No images are to be carried over; print all other material exactly as it stands.

▶ **RECORD EXCERPTS**:
* * *

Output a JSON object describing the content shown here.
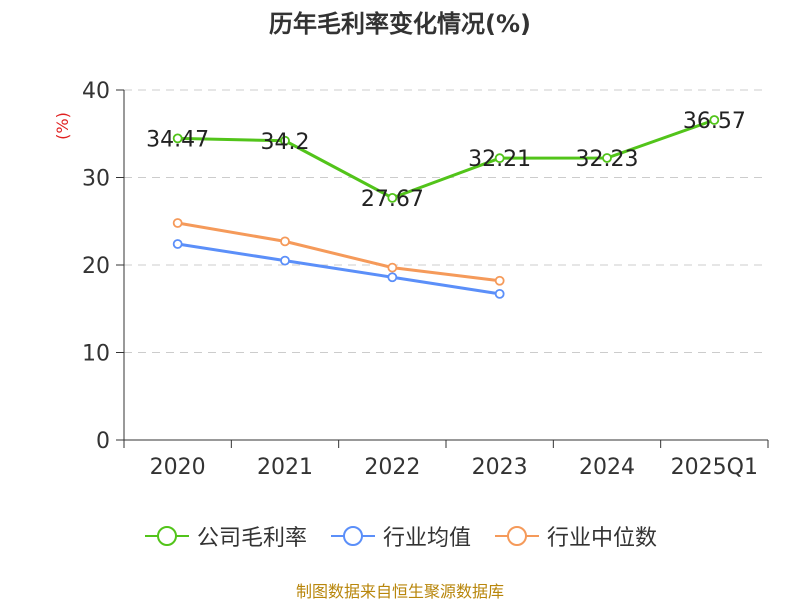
{
  "chart_data": {
    "type": "line",
    "title": "历年毛利率变化情况(%)",
    "ylabel": "(%)",
    "xlabel": "",
    "categories": [
      "2020",
      "2021",
      "2022",
      "2023",
      "2024",
      "2025Q1"
    ],
    "ylim": [
      0,
      40
    ],
    "yticks": [
      0,
      10,
      20,
      30,
      40
    ],
    "grid": true,
    "legend_position": "bottom",
    "series": [
      {
        "name": "公司毛利率",
        "color": "#52c41a",
        "values": [
          34.47,
          34.2,
          27.67,
          32.21,
          32.23,
          36.57
        ],
        "labels": [
          "34.47",
          "34.2",
          "27.67",
          "32.21",
          "32.23",
          "36.57"
        ]
      },
      {
        "name": "行业均值",
        "color": "#5b8ff9",
        "values": [
          22.4,
          20.5,
          18.6,
          16.7,
          null,
          null
        ]
      },
      {
        "name": "行业中位数",
        "color": "#f59a5a",
        "values": [
          24.8,
          22.7,
          19.7,
          18.2,
          null,
          null
        ]
      }
    ]
  },
  "source_note": "制图数据来自恒生聚源数据库",
  "colors": {
    "axis_label": "#e02020",
    "grid": "#cccccc",
    "axis": "#333333"
  }
}
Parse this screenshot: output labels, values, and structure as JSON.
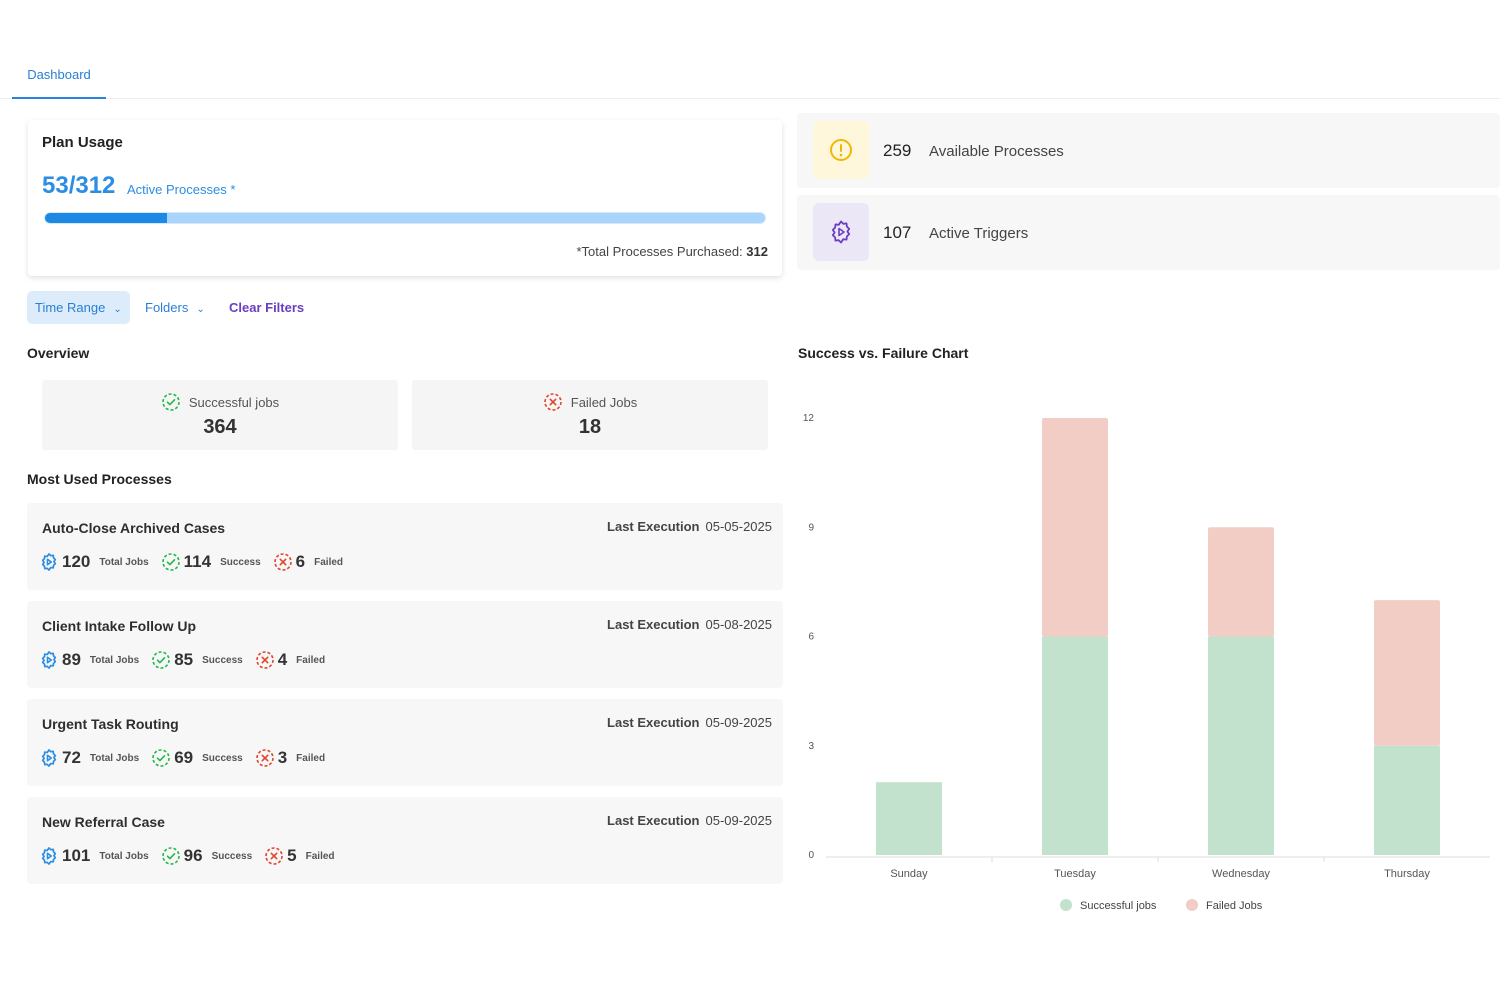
{
  "tabs": {
    "dashboard": "Dashboard"
  },
  "plan": {
    "title": "Plan Usage",
    "count": "53/312",
    "count_label": "Active Processes *",
    "progress_fraction": 0.1699,
    "note_prefix": "*Total Processes Purchased:",
    "note_value": "312"
  },
  "stats": [
    {
      "value": "259",
      "label": "Available Processes",
      "icon": "alert-circle-icon",
      "color": "#f2b705",
      "bg": "#fff7dc"
    },
    {
      "value": "107",
      "label": "Active Triggers",
      "icon": "gear-play-icon",
      "color": "#6a3ec0",
      "bg": "#ece7f7"
    }
  ],
  "filters": {
    "time_range": "Time Range",
    "folders": "Folders",
    "clear": "Clear Filters"
  },
  "overview": {
    "title": "Overview",
    "successful_label": "Successful jobs",
    "successful_value": "364",
    "failed_label": "Failed Jobs",
    "failed_value": "18"
  },
  "processes_title": "Most Used Processes",
  "exec_label": "Last Execution",
  "job_labels": {
    "total": "Total Jobs",
    "success": "Success",
    "failed": "Failed"
  },
  "processes": [
    {
      "name": "Auto-Close Archived Cases",
      "date": "05-05-2025",
      "total": "120",
      "success": "114",
      "failed": "6"
    },
    {
      "name": "Client Intake Follow Up",
      "date": "05-08-2025",
      "total": "89",
      "success": "85",
      "failed": "4"
    },
    {
      "name": "Urgent Task Routing",
      "date": "05-09-2025",
      "total": "72",
      "success": "69",
      "failed": "3"
    },
    {
      "name": "New Referral Case",
      "date": "05-09-2025",
      "total": "101",
      "success": "96",
      "failed": "5"
    }
  ],
  "colors": {
    "accent": "#2b8de3",
    "success": "#22b84a",
    "failed": "#e0452b",
    "purple": "#6a3ec0",
    "bar_success": "#c3e2cd",
    "bar_failed": "#f2cdc6"
  },
  "chart_title": "Success vs. Failure Chart",
  "chart_data": {
    "type": "bar",
    "stacked": true,
    "categories": [
      "Sunday",
      "Tuesday",
      "Wednesday",
      "Thursday"
    ],
    "series": [
      {
        "name": "Successful jobs",
        "values": [
          2,
          6,
          6,
          3
        ],
        "color": "#c3e2cd"
      },
      {
        "name": "Failed Jobs",
        "values": [
          0,
          6,
          3,
          4
        ],
        "color": "#f2cdc6"
      }
    ],
    "yticks": [
      0,
      3,
      6,
      9,
      12
    ],
    "ylim": [
      0,
      12
    ],
    "legend": "bottom"
  }
}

* * *

▶ **CORRECT RESPONSE**:
Output a JSON object describing the content shown here.
{
  "chart_data": {
    "type": "line",
    "title": "历年毛利率变化情况(%)",
    "ylabel": "(%)",
    "xlabel": "",
    "categories": [
      "2020",
      "2021",
      "2022",
      "2023",
      "2024",
      "2025Q1"
    ],
    "ylim": [
      0,
      40
    ],
    "yticks": [
      0,
      10,
      20,
      30,
      40
    ],
    "grid": true,
    "legend_position": "bottom",
    "series": [
      {
        "name": "公司毛利率",
        "color": "#52c41a",
        "values": [
          34.47,
          34.2,
          27.67,
          32.21,
          32.23,
          36.57
        ],
        "labels": [
          "34.47",
          "34.2",
          "27.67",
          "32.21",
          "32.23",
          "36.57"
        ]
      },
      {
        "name": "行业均值",
        "color": "#5b8ff9",
        "values": [
          22.4,
          20.5,
          18.6,
          16.7,
          null,
          null
        ]
      },
      {
        "name": "行业中位数",
        "color": "#f59a5a",
        "values": [
          24.8,
          22.7,
          19.7,
          18.2,
          null,
          null
        ]
      }
    ]
  },
  "source_note": "制图数据来自恒生聚源数据库",
  "colors": {
    "axis_label": "#e02020",
    "grid": "#cccccc",
    "axis": "#333333"
  }
}
Parse this screenshot: output labels, values, and structure as JSON.
{
  "tabs": {
    "dashboard": "Dashboard"
  },
  "plan": {
    "title": "Plan Usage",
    "count": "53/312",
    "count_label": "Active Processes *",
    "progress_fraction": 0.1699,
    "note_prefix": "*Total Processes Purchased:",
    "note_value": "312"
  },
  "stats": [
    {
      "value": "259",
      "label": "Available Processes",
      "icon": "alert-circle-icon",
      "color": "#f2b705",
      "bg": "#fff7dc"
    },
    {
      "value": "107",
      "label": "Active Triggers",
      "icon": "gear-play-icon",
      "color": "#6a3ec0",
      "bg": "#ece7f7"
    }
  ],
  "filters": {
    "time_range": "Time Range",
    "folders": "Folders",
    "clear": "Clear Filters"
  },
  "overview": {
    "title": "Overview",
    "successful_label": "Successful jobs",
    "successful_value": "364",
    "failed_label": "Failed Jobs",
    "failed_value": "18"
  },
  "processes_title": "Most Used Processes",
  "exec_label": "Last Execution",
  "job_labels": {
    "total": "Total Jobs",
    "success": "Success",
    "failed": "Failed"
  },
  "processes": [
    {
      "name": "Auto-Close Archived Cases",
      "date": "05-05-2025",
      "total": "120",
      "success": "114",
      "failed": "6"
    },
    {
      "name": "Client Intake Follow Up",
      "date": "05-08-2025",
      "total": "89",
      "success": "85",
      "failed": "4"
    },
    {
      "name": "Urgent Task Routing",
      "date": "05-09-2025",
      "total": "72",
      "success": "69",
      "failed": "3"
    },
    {
      "name": "New Referral Case",
      "date": "05-09-2025",
      "total": "101",
      "success": "96",
      "failed": "5"
    }
  ],
  "colors": {
    "accent": "#2b8de3",
    "success": "#22b84a",
    "failed": "#e0452b",
    "purple": "#6a3ec0",
    "bar_success": "#c3e2cd",
    "bar_failed": "#f2cdc6"
  },
  "chart_title": "Success vs. Failure Chart",
  "chart_data": {
    "type": "bar",
    "stacked": true,
    "categories": [
      "Sunday",
      "Tuesday",
      "Wednesday",
      "Thursday"
    ],
    "series": [
      {
        "name": "Successful jobs",
        "values": [
          2,
          6,
          6,
          3
        ],
        "color": "#c3e2cd"
      },
      {
        "name": "Failed Jobs",
        "values": [
          0,
          6,
          3,
          4
        ],
        "color": "#f2cdc6"
      }
    ],
    "yticks": [
      0,
      3,
      6,
      9,
      12
    ],
    "ylim": [
      0,
      12
    ],
    "legend": "bottom"
  }
}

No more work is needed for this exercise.